[Entries from a visual dataset]
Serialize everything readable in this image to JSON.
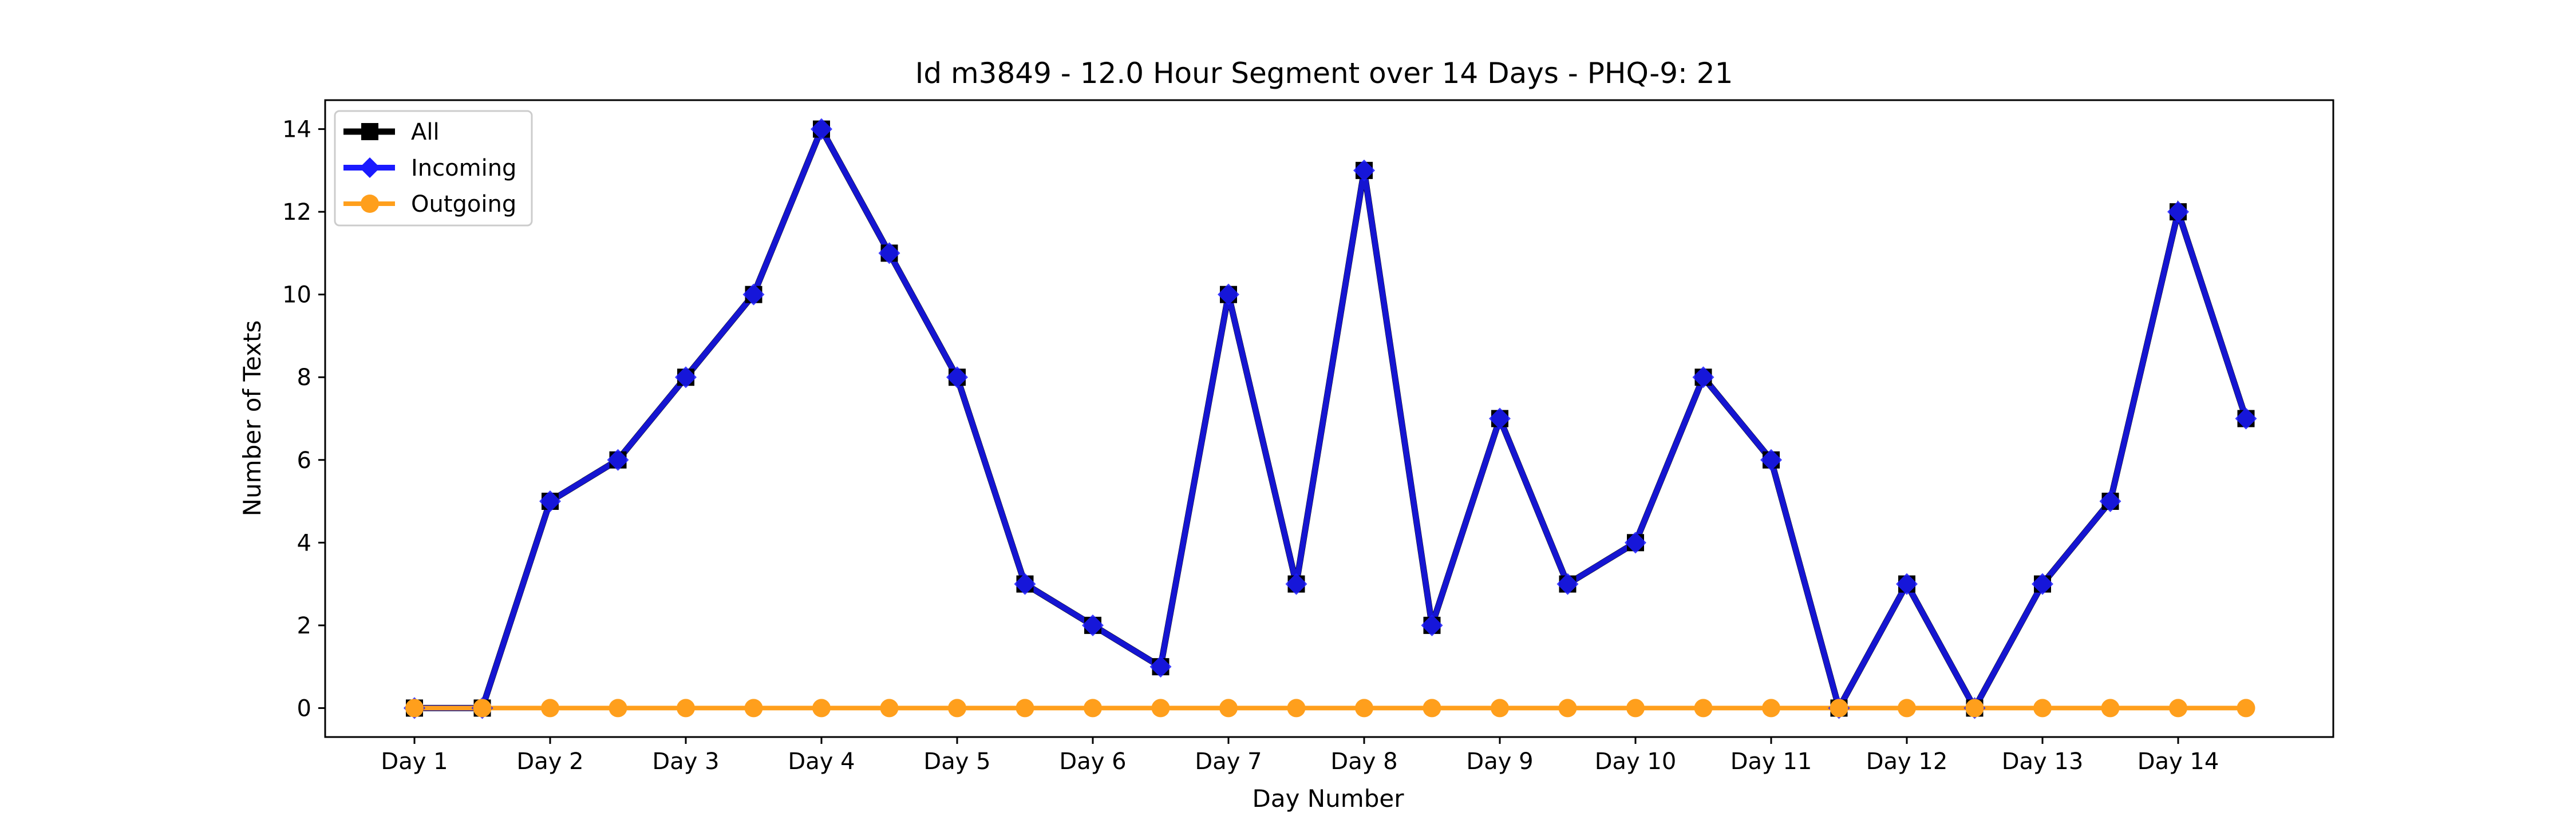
{
  "chart_data": {
    "type": "line",
    "title": "Id m3849 - 12.0 Hour Segment over 14 Days - PHQ-9: 21",
    "xlabel": "Day Number",
    "ylabel": "Number of Texts",
    "x_tick_labels": [
      "Day 1",
      "Day 2",
      "Day 3",
      "Day 4",
      "Day 5",
      "Day 6",
      "Day 7",
      "Day 8",
      "Day 9",
      "Day 10",
      "Day 11",
      "Day 12",
      "Day 13",
      "Day 14"
    ],
    "y_ticks": [
      0,
      2,
      4,
      6,
      8,
      10,
      12,
      14
    ],
    "ylim": [
      -0.7,
      14.7
    ],
    "grid": false,
    "legend_placement": "top-left",
    "series": [
      {
        "name": "All",
        "color": "#000000",
        "marker": "square",
        "values": [
          0,
          0,
          5,
          6,
          8,
          10,
          14,
          11,
          8,
          3,
          2,
          1,
          10,
          3,
          13,
          2,
          7,
          3,
          4,
          8,
          6,
          0,
          3,
          0,
          3,
          5,
          12,
          7
        ]
      },
      {
        "name": "Incoming",
        "color": "#1a1aff",
        "marker": "diamond",
        "values": [
          0,
          0,
          5,
          6,
          8,
          10,
          14,
          11,
          8,
          3,
          2,
          1,
          10,
          3,
          13,
          2,
          7,
          3,
          4,
          8,
          6,
          0,
          3,
          0,
          3,
          5,
          12,
          7
        ]
      },
      {
        "name": "Outgoing",
        "color": "#ff9f1c",
        "marker": "circle",
        "values": [
          0,
          0,
          0,
          0,
          0,
          0,
          0,
          0,
          0,
          0,
          0,
          0,
          0,
          0,
          0,
          0,
          0,
          0,
          0,
          0,
          0,
          0,
          0,
          0,
          0,
          0,
          0,
          0
        ]
      }
    ]
  }
}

> Task goal
All of the records need repeating exactly, except for the pictures.

> The reply
Serialize everything readable in this image to JSON.
{
  "chart_data": {
    "type": "line",
    "title": "Id m3849 - 12.0 Hour Segment over 14 Days - PHQ-9: 21",
    "xlabel": "Day Number",
    "ylabel": "Number of Texts",
    "x_tick_labels": [
      "Day 1",
      "Day 2",
      "Day 3",
      "Day 4",
      "Day 5",
      "Day 6",
      "Day 7",
      "Day 8",
      "Day 9",
      "Day 10",
      "Day 11",
      "Day 12",
      "Day 13",
      "Day 14"
    ],
    "y_ticks": [
      0,
      2,
      4,
      6,
      8,
      10,
      12,
      14
    ],
    "ylim": [
      -0.7,
      14.7
    ],
    "grid": false,
    "legend_placement": "top-left",
    "series": [
      {
        "name": "All",
        "color": "#000000",
        "marker": "square",
        "values": [
          0,
          0,
          5,
          6,
          8,
          10,
          14,
          11,
          8,
          3,
          2,
          1,
          10,
          3,
          13,
          2,
          7,
          3,
          4,
          8,
          6,
          0,
          3,
          0,
          3,
          5,
          12,
          7
        ]
      },
      {
        "name": "Incoming",
        "color": "#1a1aff",
        "marker": "diamond",
        "values": [
          0,
          0,
          5,
          6,
          8,
          10,
          14,
          11,
          8,
          3,
          2,
          1,
          10,
          3,
          13,
          2,
          7,
          3,
          4,
          8,
          6,
          0,
          3,
          0,
          3,
          5,
          12,
          7
        ]
      },
      {
        "name": "Outgoing",
        "color": "#ff9f1c",
        "marker": "circle",
        "values": [
          0,
          0,
          0,
          0,
          0,
          0,
          0,
          0,
          0,
          0,
          0,
          0,
          0,
          0,
          0,
          0,
          0,
          0,
          0,
          0,
          0,
          0,
          0,
          0,
          0,
          0,
          0,
          0
        ]
      }
    ]
  }
}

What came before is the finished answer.